Task details:
Please list all lines of the material below in which the string "replies" occurs.

Data in this exercise:
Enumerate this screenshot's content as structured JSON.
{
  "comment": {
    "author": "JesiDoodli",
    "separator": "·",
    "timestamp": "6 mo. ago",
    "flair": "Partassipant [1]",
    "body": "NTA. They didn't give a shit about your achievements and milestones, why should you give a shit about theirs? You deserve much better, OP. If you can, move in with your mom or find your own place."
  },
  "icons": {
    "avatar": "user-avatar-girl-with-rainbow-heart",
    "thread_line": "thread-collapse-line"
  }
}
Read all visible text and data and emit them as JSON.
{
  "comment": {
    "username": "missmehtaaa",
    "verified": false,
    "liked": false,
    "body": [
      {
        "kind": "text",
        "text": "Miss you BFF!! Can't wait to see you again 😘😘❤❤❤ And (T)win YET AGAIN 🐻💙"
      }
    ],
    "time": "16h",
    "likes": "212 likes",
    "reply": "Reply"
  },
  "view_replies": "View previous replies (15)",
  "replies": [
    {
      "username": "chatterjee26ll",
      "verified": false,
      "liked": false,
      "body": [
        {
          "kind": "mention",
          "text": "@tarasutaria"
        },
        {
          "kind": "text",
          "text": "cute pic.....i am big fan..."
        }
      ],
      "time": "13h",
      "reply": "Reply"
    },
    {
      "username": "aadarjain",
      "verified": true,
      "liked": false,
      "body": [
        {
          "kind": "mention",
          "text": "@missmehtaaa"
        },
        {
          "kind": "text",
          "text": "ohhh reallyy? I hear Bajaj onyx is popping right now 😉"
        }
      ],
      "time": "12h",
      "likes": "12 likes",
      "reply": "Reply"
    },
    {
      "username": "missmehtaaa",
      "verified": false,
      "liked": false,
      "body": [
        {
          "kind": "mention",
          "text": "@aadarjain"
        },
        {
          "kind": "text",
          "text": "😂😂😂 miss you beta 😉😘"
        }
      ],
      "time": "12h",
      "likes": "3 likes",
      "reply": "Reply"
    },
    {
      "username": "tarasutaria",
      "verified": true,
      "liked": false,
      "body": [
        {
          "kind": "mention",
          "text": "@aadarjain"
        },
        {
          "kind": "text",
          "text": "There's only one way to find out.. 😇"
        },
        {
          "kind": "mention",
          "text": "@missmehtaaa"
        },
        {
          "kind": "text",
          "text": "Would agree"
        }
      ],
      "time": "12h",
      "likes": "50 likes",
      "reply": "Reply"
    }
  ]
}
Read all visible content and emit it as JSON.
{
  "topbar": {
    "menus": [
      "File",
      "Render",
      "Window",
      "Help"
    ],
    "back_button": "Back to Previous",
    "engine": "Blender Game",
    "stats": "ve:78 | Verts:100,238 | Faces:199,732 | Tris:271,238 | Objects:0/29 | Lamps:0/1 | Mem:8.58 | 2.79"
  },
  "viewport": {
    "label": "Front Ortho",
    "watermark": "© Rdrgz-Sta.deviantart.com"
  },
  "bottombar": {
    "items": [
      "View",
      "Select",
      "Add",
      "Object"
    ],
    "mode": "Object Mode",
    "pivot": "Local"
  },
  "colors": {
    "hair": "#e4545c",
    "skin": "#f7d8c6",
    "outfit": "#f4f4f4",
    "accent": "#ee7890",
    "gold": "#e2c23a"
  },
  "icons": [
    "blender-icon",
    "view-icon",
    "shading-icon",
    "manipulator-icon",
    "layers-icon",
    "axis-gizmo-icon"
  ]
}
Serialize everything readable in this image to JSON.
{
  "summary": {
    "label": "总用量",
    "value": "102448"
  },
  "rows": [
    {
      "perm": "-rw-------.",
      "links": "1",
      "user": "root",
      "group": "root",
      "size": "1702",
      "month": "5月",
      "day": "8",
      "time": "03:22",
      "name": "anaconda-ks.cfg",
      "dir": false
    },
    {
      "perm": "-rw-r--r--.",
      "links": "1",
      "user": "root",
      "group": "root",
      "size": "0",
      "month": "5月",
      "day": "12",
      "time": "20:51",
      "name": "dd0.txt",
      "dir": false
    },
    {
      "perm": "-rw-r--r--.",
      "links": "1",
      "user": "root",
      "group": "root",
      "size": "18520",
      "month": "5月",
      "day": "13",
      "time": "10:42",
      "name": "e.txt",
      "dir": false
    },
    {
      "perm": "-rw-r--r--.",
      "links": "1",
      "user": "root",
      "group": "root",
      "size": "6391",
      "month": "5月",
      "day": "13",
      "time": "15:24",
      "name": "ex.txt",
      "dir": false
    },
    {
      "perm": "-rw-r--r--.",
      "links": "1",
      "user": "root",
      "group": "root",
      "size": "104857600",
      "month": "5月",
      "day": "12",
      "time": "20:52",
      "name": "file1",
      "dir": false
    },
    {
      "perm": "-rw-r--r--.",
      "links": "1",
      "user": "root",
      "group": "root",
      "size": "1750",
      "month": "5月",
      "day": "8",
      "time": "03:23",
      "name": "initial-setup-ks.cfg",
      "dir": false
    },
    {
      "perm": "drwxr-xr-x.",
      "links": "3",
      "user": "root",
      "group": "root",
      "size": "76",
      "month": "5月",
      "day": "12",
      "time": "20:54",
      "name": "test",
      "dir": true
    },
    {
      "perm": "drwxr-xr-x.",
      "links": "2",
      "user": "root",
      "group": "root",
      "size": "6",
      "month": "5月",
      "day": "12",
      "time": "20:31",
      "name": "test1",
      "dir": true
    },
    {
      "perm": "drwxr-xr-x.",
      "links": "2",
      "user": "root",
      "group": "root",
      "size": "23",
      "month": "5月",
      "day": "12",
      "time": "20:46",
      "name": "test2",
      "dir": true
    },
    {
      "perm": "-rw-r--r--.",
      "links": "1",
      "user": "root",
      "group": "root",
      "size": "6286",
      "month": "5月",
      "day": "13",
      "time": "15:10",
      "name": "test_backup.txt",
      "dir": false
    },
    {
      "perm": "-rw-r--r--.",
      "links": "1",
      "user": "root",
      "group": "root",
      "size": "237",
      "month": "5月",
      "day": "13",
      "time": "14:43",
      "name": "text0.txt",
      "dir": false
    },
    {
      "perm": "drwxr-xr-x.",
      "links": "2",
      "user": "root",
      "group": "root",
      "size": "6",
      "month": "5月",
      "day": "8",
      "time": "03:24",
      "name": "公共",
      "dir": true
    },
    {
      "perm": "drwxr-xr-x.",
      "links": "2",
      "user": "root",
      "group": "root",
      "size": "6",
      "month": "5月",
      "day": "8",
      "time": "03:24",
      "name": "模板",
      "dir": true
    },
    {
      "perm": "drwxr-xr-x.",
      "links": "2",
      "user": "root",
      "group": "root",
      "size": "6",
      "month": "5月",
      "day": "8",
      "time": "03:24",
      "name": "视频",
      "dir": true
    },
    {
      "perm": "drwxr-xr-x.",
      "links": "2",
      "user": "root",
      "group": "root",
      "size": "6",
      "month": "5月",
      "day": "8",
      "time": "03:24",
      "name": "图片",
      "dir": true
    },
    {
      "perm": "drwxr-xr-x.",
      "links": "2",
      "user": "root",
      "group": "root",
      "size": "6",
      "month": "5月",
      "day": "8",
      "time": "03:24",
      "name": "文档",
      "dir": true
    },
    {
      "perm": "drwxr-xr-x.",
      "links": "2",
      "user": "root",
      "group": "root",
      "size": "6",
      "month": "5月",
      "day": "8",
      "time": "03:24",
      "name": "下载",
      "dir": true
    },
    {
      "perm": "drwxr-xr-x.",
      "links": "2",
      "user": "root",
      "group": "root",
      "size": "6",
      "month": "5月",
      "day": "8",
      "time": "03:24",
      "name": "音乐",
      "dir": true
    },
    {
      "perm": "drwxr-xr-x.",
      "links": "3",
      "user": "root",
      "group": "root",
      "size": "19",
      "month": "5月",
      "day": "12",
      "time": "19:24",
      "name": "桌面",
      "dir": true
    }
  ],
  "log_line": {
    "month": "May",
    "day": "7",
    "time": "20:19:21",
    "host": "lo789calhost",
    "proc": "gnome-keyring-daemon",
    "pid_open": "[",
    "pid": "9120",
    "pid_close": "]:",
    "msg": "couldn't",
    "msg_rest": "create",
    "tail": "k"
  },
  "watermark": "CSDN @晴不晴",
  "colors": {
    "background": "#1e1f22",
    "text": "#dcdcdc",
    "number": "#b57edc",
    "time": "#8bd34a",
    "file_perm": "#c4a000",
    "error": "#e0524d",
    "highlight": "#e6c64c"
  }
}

Written response:
  "view_replies": "View previous replies (15)",
  "replies": [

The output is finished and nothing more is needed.